### RECORDS FOR THE TASK
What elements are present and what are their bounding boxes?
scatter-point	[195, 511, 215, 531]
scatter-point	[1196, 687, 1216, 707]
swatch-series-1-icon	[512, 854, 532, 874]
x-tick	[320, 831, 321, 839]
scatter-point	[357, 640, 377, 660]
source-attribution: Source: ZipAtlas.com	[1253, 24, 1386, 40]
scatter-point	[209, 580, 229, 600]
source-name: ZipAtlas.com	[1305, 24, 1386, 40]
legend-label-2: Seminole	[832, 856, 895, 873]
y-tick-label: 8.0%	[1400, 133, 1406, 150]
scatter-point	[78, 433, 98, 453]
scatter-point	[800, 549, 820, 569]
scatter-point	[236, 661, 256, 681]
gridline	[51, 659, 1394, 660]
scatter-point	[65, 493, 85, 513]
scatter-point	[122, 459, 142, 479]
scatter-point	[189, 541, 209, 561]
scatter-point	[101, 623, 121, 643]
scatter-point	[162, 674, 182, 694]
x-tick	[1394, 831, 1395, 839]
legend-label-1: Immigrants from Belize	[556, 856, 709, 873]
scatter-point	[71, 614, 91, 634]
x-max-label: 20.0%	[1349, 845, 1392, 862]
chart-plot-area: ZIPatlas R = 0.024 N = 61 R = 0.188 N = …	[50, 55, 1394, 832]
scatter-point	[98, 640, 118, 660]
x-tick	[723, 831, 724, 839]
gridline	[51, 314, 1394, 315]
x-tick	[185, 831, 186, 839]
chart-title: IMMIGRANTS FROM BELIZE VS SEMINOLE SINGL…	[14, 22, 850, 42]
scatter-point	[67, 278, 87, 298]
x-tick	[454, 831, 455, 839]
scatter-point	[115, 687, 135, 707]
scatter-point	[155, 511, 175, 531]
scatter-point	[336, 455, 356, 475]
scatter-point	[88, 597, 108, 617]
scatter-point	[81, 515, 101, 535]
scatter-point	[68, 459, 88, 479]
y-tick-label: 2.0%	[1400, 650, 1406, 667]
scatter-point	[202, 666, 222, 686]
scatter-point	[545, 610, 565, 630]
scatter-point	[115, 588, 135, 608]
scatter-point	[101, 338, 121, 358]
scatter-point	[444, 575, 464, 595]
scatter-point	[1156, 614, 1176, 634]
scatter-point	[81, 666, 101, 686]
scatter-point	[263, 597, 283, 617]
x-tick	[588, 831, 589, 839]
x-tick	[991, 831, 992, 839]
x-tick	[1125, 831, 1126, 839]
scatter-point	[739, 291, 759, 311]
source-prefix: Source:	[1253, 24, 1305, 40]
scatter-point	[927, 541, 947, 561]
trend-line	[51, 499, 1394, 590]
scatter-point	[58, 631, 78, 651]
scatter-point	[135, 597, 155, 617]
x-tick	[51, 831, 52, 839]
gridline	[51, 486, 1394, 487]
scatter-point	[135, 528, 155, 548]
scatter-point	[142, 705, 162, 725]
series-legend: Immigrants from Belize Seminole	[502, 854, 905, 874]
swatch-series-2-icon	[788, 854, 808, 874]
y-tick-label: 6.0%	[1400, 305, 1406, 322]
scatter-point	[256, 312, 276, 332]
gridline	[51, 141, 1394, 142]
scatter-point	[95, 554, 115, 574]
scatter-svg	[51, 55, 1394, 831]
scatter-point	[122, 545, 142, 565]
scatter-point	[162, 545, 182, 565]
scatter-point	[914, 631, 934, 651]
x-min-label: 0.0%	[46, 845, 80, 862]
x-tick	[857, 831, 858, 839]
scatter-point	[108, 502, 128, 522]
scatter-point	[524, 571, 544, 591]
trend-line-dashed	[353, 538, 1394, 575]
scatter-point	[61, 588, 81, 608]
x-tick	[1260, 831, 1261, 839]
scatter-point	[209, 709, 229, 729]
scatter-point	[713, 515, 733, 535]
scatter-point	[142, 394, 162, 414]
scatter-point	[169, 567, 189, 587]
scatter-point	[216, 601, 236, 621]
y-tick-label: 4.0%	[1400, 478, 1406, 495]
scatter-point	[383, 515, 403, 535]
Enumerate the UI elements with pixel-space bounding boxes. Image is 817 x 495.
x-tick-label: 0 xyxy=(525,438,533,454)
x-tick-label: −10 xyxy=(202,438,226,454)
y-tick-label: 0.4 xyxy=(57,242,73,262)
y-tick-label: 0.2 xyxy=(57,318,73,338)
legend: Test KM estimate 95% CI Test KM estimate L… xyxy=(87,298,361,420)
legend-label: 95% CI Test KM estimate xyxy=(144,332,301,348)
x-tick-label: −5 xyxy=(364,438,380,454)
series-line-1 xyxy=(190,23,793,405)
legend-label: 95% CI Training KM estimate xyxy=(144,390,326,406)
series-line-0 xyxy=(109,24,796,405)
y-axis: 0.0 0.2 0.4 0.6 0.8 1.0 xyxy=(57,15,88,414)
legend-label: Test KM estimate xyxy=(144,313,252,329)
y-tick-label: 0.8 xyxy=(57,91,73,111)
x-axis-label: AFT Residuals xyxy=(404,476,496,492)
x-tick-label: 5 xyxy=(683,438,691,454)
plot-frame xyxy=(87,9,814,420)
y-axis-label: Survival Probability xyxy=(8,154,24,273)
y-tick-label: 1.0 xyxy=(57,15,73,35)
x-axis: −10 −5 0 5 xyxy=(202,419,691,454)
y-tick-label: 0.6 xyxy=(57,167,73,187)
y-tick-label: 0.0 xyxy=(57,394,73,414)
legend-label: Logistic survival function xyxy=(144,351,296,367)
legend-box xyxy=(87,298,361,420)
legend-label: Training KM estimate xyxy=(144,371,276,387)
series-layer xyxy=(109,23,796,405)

### PROBLEM TO WORK ON
Convert these records to a Markdown table with two columns, Line No. and Entry, giving each record its row number and omitting blank lines.

### SOLUTION
| Line No. | Entry |
|---|---|
| 1 | What elements are present and what are their bounding boxes? |
| 2 | scatter-point	[195, 511, 215, 531] |
| 3 | scatter-point	[1196, 687, 1216, 707] |
| 4 | swatch-series-1-icon	[512, 854, 532, 874] |
| 5 | x-tick	[320, 831, 321, 839] |
| 6 | scatter-point	[357, 640, 377, 660] |
| 7 | source-attribution: Source: ZipAtlas.com	[1253, 24, 1386, 40] |
| 8 | scatter-point	[209, 580, 229, 600] |
| 9 | source-name: ZipAtlas.com	[1305, 24, 1386, 40] |
| 10 | legend-label-2: Seminole	[832, 856, 895, 873] |
| 11 | y-tick-label: 8.0%	[1400, 133, 1406, 150] |
| 12 | scatter-point	[78, 433, 98, 453] |
| 13 | scatter-point	[800, 549, 820, 569] |
| 14 | scatter-point	[236, 661, 256, 681] |
| 15 | gridline	[51, 659, 1394, 660] |
| 16 | scatter-point	[65, 493, 85, 513] |
| 17 | scatter-point	[122, 459, 142, 479] |
| 18 | scatter-point	[189, 541, 209, 561] |
| 19 | scatter-point	[101, 623, 121, 643] |
| 20 | scatter-point	[162, 674, 182, 694] |
| 21 | x-tick	[1394, 831, 1395, 839] |
| 22 | legend-label-1: Immigrants from Belize	[556, 856, 709, 873] |
| 23 | scatter-point	[71, 614, 91, 634] |
| 24 | x-max-label: 20.0%	[1349, 845, 1392, 862] |
| 25 | chart-plot-area: ZIPatlas R = 0.024 N = 61 R = 0.188 N = …	[50, 55, 1394, 832] |
| 26 | scatter-point	[98, 640, 118, 660] |
| 27 | x-tick	[723, 831, 724, 839] |
| 28 | gridline	[51, 314, 1394, 315] |
| 29 | x-tick	[185, 831, 186, 839] |
| 30 | chart-title: IMMIGRANTS FROM BELIZE VS SEMINOLE SINGL…	[14, 22, 850, 42] |
| 31 | scatter-point	[67, 278, 87, 298] |
| 32 | x-tick	[454, 831, 455, 839] |
| 33 | scatter-point	[115, 687, 135, 707] |
| 34 | scatter-point	[155, 511, 175, 531] |
| 35 | scatter-point	[336, 455, 356, 475] |
| 36 | scatter-point	[88, 597, 108, 617] |
| 37 | scatter-point	[81, 515, 101, 535] |
| 38 | scatter-point	[68, 459, 88, 479] |
| 39 | y-tick-label: 2.0%	[1400, 650, 1406, 667] |
| 40 | scatter-point	[202, 666, 222, 686] |
| 41 | scatter-point	[545, 610, 565, 630] |
| 42 | scatter-point	[115, 588, 135, 608] |
| 43 | scatter-point	[101, 338, 121, 358] |
| 44 | scatter-point	[444, 575, 464, 595] |
| 45 | scatter-point	[1156, 614, 1176, 634] |
| 46 | scatter-point	[81, 666, 101, 686] |
| 47 | scatter-point	[263, 597, 283, 617] |
| 48 | x-tick	[588, 831, 589, 839] |
| 49 | x-tick	[991, 831, 992, 839] |
| 50 | x-tick	[1125, 831, 1126, 839] |
| 51 | scatter-point	[739, 291, 759, 311] |
| 52 | source-prefix: Source:	[1253, 24, 1305, 40] |
| 53 | scatter-point	[927, 541, 947, 561] |
| 54 | trend-line	[51, 499, 1394, 590] |
| 55 | scatter-point	[58, 631, 78, 651] |
| 56 | scatter-point	[135, 597, 155, 617] |
| 57 | x-tick	[51, 831, 52, 839] |
| 58 | gridline	[51, 486, 1394, 487] |
| 59 | scatter-point	[135, 528, 155, 548] |
| 60 | scatter-point	[142, 705, 162, 725] |
| 61 | series-legend: Immigrants from Belize Seminole	[502, 854, 905, 874] |
| 62 | swatch-series-2-icon	[788, 854, 808, 874] |
| 63 | y-tick-label: 6.0%	[1400, 305, 1406, 322] |
| 64 | scatter-point	[256, 312, 276, 332] |
| 65 | gridline	[51, 141, 1394, 142] |
| 66 | scatter-point	[95, 554, 115, 574] |
| 67 | scatter-svg	[51, 55, 1394, 831] |
| 68 | scatter-point	[122, 545, 142, 565] |
| 69 | scatter-point	[162, 545, 182, 565] |
| 70 | scatter-point	[914, 631, 934, 651] |
| 71 | x-min-label: 0.0%	[46, 845, 80, 862] |
| 72 | x-tick	[857, 831, 858, 839] |
| 73 | scatter-point	[108, 502, 128, 522] |
| 74 | scatter-point	[524, 571, 544, 591] |
| 75 | trend-line-dashed	[353, 538, 1394, 575] |
| 76 | scatter-point	[61, 588, 81, 608] |
| 77 | x-tick	[1260, 831, 1261, 839] |
| 78 | scatter-point	[209, 709, 229, 729] |
| 79 | scatter-point	[713, 515, 733, 535] |
| 80 | scatter-point	[142, 394, 162, 414] |
| 81 | scatter-point	[169, 567, 189, 587] |
| 82 | scatter-point	[216, 601, 236, 621] |
| 83 | y-tick-label: 4.0%	[1400, 478, 1406, 495] |
| 84 | scatter-point	[383, 515, 403, 535] |
| 85 | Enumerate the UI elements with pixel-space bounding boxes. Image is 817 x 495. |
| 86 | x-tick-label: 0 xyxy=(525,438,533,454) |
| 87 | x-tick-label: −10 xyxy=(202,438,226,454) |
| 88 | y-tick-label: 0.4 xyxy=(57,242,73,262) |
| 89 | y-tick-label: 0.2 xyxy=(57,318,73,338) |
| 90 | legend: Test KM estimate 95% CI Test KM estimate L… xyxy=(87,298,361,420) |
| 91 | legend-label: 95% CI Test KM estimate xyxy=(144,332,301,348) |
| 92 | x-tick-label: −5 xyxy=(364,438,380,454) |
| 93 | series-line-1 xyxy=(190,23,793,405) |
| 94 | legend-label: 95% CI Training KM estimate xyxy=(144,390,326,406) |
| 95 | series-line-0 xyxy=(109,24,796,405) |
| 96 | y-axis: 0.0 0.2 0.4 0.6 0.8 1.0 xyxy=(57,15,88,414) |
| 97 | legend-label: Test KM estimate xyxy=(144,313,252,329) |
| 98 | y-tick-label: 0.8 xyxy=(57,91,73,111) |
| 99 | x-axis-label: AFT Residuals xyxy=(404,476,496,492) |
| 100 | x-tick-label: 5 xyxy=(683,438,691,454) |
| 101 | plot-frame xyxy=(87,9,814,420) |
| 102 | y-axis-label: Survival Probability xyxy=(8,154,24,273) |
| 103 | y-tick-label: 1.0 xyxy=(57,15,73,35) |
| 104 | x-axis: −10 −5 0 5 xyxy=(202,419,691,454) |
| 105 | y-tick-label: 0.6 xyxy=(57,167,73,187) |
| 106 | y-tick-label: 0.0 xyxy=(57,394,73,414) |
| 107 | legend-label: Logistic survival function xyxy=(144,351,296,367) |
| 108 | legend-box xyxy=(87,298,361,420) |
| 109 | legend-label: Training KM estimate xyxy=(144,371,276,387) |
| 110 | series-layer xyxy=(109,23,796,405) |